═══ INPUT DATA

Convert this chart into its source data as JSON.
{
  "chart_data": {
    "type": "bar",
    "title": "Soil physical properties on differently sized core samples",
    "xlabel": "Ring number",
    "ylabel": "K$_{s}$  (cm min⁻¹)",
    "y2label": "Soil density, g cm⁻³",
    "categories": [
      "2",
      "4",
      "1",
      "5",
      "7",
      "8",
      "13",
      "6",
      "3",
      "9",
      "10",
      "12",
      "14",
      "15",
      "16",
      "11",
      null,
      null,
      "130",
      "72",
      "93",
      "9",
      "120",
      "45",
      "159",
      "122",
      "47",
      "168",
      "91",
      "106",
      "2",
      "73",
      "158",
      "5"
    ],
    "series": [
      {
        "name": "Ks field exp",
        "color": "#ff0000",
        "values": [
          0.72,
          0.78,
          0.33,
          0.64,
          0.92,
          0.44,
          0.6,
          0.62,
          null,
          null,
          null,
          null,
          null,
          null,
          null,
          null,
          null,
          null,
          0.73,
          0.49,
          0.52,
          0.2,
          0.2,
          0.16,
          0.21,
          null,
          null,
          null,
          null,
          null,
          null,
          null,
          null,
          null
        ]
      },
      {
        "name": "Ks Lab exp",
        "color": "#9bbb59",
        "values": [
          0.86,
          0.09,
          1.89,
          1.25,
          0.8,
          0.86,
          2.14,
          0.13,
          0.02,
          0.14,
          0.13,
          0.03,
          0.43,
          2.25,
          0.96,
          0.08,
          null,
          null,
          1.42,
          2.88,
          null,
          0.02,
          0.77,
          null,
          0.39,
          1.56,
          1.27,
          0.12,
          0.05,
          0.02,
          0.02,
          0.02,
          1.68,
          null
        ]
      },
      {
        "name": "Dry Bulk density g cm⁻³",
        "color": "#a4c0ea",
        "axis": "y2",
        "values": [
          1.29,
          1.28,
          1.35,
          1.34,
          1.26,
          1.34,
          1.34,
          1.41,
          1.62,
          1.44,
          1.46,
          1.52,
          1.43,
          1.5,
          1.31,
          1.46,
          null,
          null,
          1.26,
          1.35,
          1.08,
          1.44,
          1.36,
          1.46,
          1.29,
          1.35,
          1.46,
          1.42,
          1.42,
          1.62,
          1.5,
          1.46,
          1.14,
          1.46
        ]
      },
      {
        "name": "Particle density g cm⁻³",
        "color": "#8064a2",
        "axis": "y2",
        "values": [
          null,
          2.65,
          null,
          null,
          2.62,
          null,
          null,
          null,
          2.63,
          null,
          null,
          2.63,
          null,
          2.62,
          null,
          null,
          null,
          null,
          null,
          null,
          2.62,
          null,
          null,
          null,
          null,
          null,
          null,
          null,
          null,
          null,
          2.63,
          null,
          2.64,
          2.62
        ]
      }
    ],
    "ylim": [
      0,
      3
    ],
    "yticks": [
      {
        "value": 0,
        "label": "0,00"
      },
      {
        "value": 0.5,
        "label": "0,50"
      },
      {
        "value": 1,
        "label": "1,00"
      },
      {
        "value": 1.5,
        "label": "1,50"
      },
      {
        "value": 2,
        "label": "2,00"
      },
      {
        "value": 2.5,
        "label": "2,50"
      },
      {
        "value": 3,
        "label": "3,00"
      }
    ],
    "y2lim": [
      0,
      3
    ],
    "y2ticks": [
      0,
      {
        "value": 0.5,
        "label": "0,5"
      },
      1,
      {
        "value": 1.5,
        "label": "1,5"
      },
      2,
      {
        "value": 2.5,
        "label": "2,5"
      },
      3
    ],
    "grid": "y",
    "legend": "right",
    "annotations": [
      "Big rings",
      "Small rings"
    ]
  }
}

══════
═══ INPUT DATA

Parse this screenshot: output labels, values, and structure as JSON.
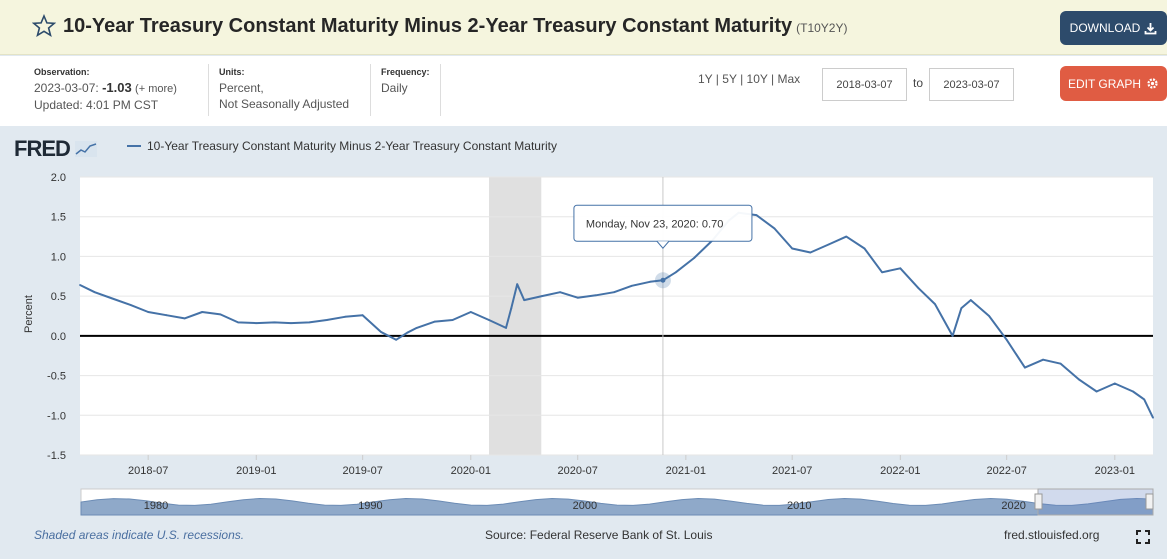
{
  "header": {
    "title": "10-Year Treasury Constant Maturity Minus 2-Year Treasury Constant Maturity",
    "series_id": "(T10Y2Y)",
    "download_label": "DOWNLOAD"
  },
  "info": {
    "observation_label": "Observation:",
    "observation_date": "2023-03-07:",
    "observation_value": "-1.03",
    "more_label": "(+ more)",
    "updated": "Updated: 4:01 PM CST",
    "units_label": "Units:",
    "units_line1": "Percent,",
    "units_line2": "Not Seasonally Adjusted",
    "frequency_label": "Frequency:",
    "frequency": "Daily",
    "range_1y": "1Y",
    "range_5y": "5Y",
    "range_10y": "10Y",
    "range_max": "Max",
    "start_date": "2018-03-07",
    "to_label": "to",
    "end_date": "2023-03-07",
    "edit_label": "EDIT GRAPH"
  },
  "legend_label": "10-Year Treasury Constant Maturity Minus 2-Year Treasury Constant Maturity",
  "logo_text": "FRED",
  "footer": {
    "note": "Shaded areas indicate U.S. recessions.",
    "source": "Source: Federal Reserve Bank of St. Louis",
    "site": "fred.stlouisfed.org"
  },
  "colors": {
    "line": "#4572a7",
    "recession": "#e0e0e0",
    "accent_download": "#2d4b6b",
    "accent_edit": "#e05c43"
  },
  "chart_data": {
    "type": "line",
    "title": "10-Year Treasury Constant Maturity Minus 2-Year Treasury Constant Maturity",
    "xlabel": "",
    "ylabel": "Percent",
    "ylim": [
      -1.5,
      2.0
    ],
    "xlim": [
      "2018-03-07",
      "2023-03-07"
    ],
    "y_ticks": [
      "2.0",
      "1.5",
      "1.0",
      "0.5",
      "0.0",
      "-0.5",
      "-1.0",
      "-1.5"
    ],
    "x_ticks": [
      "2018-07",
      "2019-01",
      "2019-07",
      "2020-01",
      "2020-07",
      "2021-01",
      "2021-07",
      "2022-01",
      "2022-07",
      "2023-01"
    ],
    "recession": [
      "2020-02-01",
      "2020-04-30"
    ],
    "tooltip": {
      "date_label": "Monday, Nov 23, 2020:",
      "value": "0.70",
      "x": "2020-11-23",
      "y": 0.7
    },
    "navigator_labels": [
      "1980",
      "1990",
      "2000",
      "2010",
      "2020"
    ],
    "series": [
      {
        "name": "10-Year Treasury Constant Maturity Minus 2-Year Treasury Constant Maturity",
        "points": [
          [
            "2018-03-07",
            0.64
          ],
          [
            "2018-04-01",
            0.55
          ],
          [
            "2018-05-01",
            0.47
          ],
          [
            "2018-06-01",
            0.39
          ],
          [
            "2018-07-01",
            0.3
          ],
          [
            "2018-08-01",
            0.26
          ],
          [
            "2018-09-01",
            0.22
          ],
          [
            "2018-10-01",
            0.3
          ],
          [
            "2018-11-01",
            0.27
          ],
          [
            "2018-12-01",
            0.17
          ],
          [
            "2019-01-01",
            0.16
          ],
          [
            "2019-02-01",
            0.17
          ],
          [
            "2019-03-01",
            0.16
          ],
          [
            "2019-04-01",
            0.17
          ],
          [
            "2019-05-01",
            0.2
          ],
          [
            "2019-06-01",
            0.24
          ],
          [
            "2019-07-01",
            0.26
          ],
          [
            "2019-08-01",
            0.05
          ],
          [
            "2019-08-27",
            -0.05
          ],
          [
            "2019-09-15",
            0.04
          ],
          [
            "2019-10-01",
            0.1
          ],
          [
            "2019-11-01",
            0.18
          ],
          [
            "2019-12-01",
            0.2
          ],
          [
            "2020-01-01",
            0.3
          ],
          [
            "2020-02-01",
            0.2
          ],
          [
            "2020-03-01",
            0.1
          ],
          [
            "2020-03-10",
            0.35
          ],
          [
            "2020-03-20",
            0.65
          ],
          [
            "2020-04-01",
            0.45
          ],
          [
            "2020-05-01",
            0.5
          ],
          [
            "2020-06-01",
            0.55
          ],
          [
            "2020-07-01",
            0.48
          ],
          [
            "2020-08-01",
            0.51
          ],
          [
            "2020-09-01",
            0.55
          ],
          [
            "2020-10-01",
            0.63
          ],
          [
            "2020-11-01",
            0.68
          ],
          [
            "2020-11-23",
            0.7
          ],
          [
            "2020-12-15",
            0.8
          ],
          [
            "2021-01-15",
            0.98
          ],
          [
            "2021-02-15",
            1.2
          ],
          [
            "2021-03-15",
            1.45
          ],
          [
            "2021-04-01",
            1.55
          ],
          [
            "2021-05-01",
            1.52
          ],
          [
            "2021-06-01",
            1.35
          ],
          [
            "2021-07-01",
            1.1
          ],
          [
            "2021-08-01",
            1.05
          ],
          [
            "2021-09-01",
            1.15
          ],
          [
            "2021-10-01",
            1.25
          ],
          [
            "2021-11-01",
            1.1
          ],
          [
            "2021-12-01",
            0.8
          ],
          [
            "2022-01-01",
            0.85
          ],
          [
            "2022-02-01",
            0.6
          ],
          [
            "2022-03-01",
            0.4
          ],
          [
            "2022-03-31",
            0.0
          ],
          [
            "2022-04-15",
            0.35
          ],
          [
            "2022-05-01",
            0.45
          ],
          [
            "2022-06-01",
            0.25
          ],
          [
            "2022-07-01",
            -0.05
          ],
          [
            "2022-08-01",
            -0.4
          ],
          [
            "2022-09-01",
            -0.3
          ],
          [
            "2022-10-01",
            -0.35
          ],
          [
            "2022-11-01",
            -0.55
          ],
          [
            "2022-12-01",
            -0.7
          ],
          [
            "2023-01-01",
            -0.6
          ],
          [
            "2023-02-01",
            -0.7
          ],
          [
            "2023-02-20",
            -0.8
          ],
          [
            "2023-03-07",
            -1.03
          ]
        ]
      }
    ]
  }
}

══════

## WRITTEN INSTRUCTION
Isolate the lines above that contain the word "source" and copy them.

## REPLY
Convert this chart into its source data as JSON.
    "source": "Source: Federal Reserve Bank of St. Louis",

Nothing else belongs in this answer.